### WHAT THIS TASK INVOLVES
Would you retype all of these records exactly?

### LISTED RECORDS
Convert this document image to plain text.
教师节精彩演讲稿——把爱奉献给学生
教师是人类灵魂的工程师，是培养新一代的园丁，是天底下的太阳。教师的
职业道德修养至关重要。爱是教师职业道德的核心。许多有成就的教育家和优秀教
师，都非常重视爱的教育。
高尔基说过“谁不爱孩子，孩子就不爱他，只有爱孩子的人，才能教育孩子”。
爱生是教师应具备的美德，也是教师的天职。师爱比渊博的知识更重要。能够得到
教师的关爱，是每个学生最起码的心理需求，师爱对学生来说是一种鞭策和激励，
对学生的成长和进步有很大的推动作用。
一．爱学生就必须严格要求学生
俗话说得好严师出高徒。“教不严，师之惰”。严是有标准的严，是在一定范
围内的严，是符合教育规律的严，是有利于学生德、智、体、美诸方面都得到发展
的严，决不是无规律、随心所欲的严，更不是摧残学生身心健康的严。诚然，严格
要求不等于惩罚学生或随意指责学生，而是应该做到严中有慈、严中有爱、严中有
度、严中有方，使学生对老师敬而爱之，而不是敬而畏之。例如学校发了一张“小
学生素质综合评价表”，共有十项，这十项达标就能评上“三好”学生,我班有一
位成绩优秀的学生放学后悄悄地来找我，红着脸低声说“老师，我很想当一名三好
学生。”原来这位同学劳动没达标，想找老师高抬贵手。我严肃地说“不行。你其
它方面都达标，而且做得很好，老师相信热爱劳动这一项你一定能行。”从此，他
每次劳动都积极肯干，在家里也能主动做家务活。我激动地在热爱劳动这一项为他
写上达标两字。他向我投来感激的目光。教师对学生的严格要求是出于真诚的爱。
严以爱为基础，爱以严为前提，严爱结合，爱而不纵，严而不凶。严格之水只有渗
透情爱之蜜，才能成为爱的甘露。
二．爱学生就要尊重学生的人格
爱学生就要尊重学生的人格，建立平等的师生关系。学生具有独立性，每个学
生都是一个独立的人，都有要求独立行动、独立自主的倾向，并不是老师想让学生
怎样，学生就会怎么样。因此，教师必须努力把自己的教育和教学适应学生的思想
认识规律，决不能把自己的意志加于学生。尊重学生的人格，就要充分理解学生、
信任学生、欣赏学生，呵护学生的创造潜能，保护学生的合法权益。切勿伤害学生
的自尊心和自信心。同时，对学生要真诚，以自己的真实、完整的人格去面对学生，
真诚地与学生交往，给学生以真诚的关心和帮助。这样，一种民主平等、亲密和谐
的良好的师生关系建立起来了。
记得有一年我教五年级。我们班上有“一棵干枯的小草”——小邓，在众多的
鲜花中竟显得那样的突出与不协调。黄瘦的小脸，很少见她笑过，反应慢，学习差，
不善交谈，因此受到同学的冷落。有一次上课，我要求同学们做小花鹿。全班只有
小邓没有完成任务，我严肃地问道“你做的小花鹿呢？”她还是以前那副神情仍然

### RESULT FOR THIS EXERCISE
Convert this document image to plain text.
教师节精彩演讲稿——把爱奉献给学生
教师是人类灵魂的工程师，是培养新一代的园丁，是天底下的太阳。教师的
职业道德修养至关重要。爱是教师职业道德的核心。许多有成就的教育家和优秀教
师，都非常重视爱的教育。
高尔基说过“谁不爱孩子，孩子就不爱他，只有爱孩子的人，才能教育孩子”。
爱生是教师应具备的美德，也是教师的天职。师爱比渊博的知识更重要。能够得到
教师的关爱，是每个学生最起码的心理需求，师爱对学生来说是一种鞭策和激励，
对学生的成长和进步有很大的推动作用。
一．爱学生就必须严格要求学生
俗话说得好严师出高徒。“教不严，师之惰”。严是有标准的严，是在一定范
围内的严，是符合教育规律的严，是有利于学生德、智、体、美诸方面都得到发展
的严，决不是无规律、随心所欲的严，更不是摧残学生身心健康的严。诚然，严格
要求不等于惩罚学生或随意指责学生，而是应该做到严中有慈、严中有爱、严中有
度、严中有方，使学生对老师敬而爱之，而不是敬而畏之。例如学校发了一张“小
学生素质综合评价表”，共有十项，这十项达标就能评上“三好”学生,我班有一
位成绩优秀的学生放学后悄悄地来找我，红着脸低声说“老师，我很想当一名三好
学生。”原来这位同学劳动没达标，想找老师高抬贵手。我严肃地说“不行。你其
它方面都达标，而且做得很好，老师相信热爱劳动这一项你一定能行。”从此，他
每次劳动都积极肯干，在家里也能主动做家务活。我激动地在热爱劳动这一项为他
写上达标两字。他向我投来感激的目光。教师对学生的严格要求是出于真诚的爱。
严以爱为基础，爱以严为前提，严爱结合，爱而不纵，严而不凶。严格之水只有渗
透情爱之蜜，才能成为爱的甘露。
二．爱学生就要尊重学生的人格
爱学生就要尊重学生的人格，建立平等的师生关系。学生具有独立性，每个学
生都是一个独立的人，都有要求独立行动、独立自主的倾向，并不是老师想让学生
怎样，学生就会怎么样。因此，教师必须努力把自己的教育和教学适应学生的思想
认识规律，决不能把自己的意志加于学生。尊重学生的人格，就要充分理解学生、
信任学生、欣赏学生，呵护学生的创造潜能，保护学生的合法权益。切勿伤害学生
的自尊心和自信心。同时，对学生要真诚，以自己的真实、完整的人格去面对学生，
真诚地与学生交往，给学生以真诚的关心和帮助。这样，一种民主平等、亲密和谐
的良好的师生关系建立起来了。
记得有一年我教五年级。我们班上有“一棵干枯的小草”——小邓，在众多的
鲜花中竟显得那样的突出与不协调。黄瘦的小脸，很少见她笑过，反应慢，学习差，
不善交谈，因此受到同学的冷落。有一次上课，我要求同学们做小花鹿。全班只有
小邓没有完成任务，我严肃地问道“你做的小花鹿呢？”她还是以前那副神情仍然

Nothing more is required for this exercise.